- _本文_
= = = = = = =
先述の通り、2006年以降オペルの正規導入車は存在しないのだが、今回紹介するモデルは2009年に本国ドイツで登場したモデル、歴代4台目となる通称”アストラJ”だ。


今回紹介するオーナー、Nさんが所有するアストラは登録が2010年。右ハンドルでリアウインドウにYANASEのステッカーが備わる。見れば見るほどに謎が深まるモデル。その経緯をNさんに伺ってみることにしよう。


「このアストラは当時のヤナセが正規輸入したテストカーだったといわれているクルマで、恐らく日本には一台しかないものです。オペルの認証工場でもあり、試験導入に協力した店舗から2オーナー目で自分の手に渡りました」



Nさんがこの個体を即決したのにはワケがある。なんとひとつ前に乗っていたのはアストラの歴代3代目モデル。日本正規導入車の”アストラH”だったからだ。
日本では珍しい、いやひょっとしたら日本の一般オーナーでは唯一3代目から4代目アストラへと乗り換えをした人物かもしれない。そんなNさんのクルマ自体への興味を伺ってみる。
= = = = = = =
- _記録情報_

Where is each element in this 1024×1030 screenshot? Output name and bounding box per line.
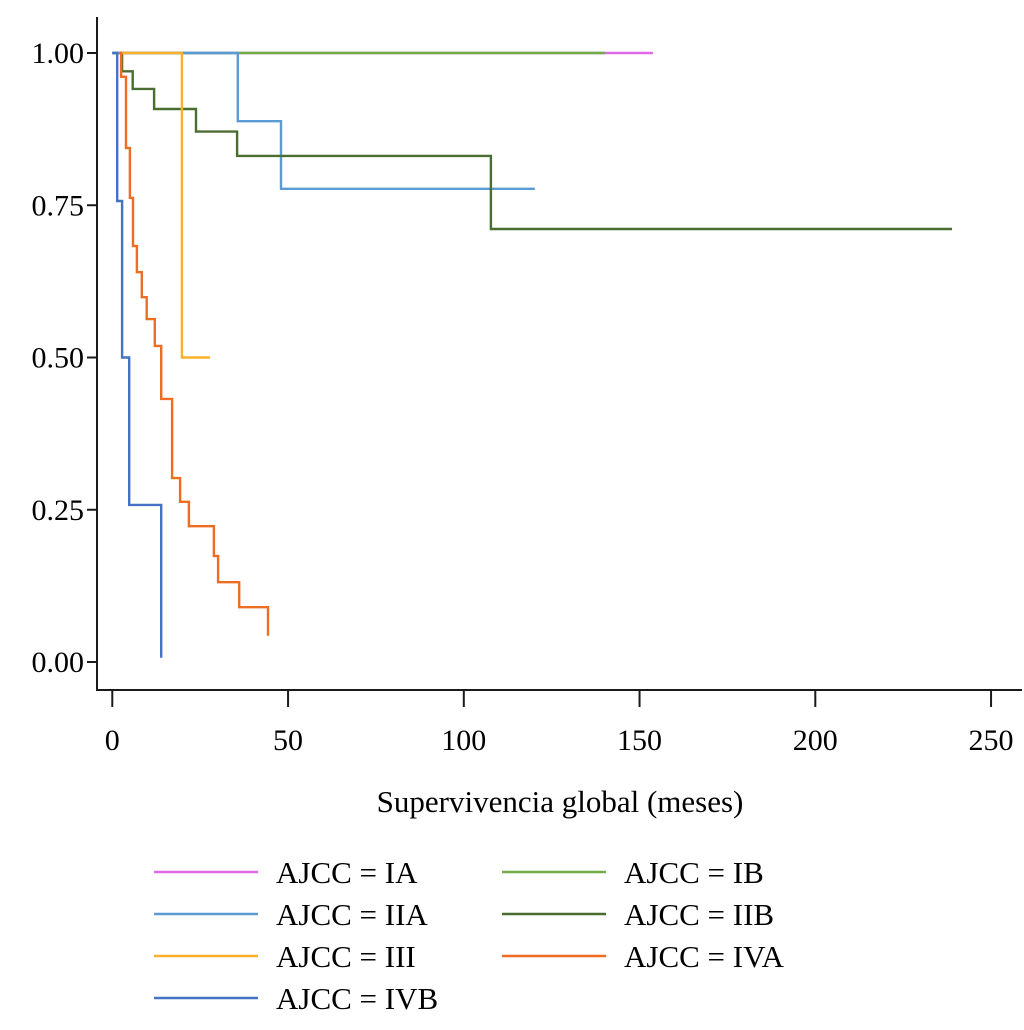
= = = = = = =
- _課題の詳細_
オペル・アストラのオーナーを紹介する記事を、最後の文に続けて書き進めてください。

- _記述解答_
■実直かつ挑戦的。ドイツが生んだスーパーベーシックに惹かれるカーライフ


「クルマが好きになったのは幼少期の頃に父親とやっていたグランツーリスモ3ですね。アストラのツーリングカーが出てくるゲーム!ではあるのですが、クルマ自体が好きになっても、そこでオペルが好きになったり、カタログやミニカーの収集などは特に行いませんでした。高校生になるまで輸入車にも興味はなくマニアックではなかったと思います」


では、なぜアストラだったのでしょうか───?


「大学生のときにアストラHを購入しました。きっかけはただの衝動買いで、最初は深い興味もなかったんです。ただ、いざ所有して運転し、その設計思想やデザインのことが気になりはじめて調べていくと、徐々にオペルというブランドのものづくりに強く惹かれるようになっていきました」



カーライフを過ごすなかでオペル、そしてアストラというクルマの魅力にハマっていったNさん。自身の想像を遥かに超える移動距離や疲れの少ななさ。
ドイツ車的な実直さと、スタンダードカーとしての付き合いやすさが、Nさんの行動範囲、そしてクルマ人生そのものを変えていく。


「そもそもクルマを所有したら行動範囲が広がるぞー!と意気込んでいたのですが、まさか数百キロ走り続けても体が疲れないものとは思っていませんでした。例えば住んでいた北関東から実家のある関西への帰省なども本当に楽で、シートやボディ、エンジン特性などがよくマッチングしているように感じます。この感覚は実際に乗ってみないと味わえない感覚でした」



▲エンジンは1.6Lターボで180psを発生する。ミッションは6AT

はじめての愛車として数年間連れ添ったアストラHだったが、さまざまな事情で手放さざるを得ない機会が訪れる。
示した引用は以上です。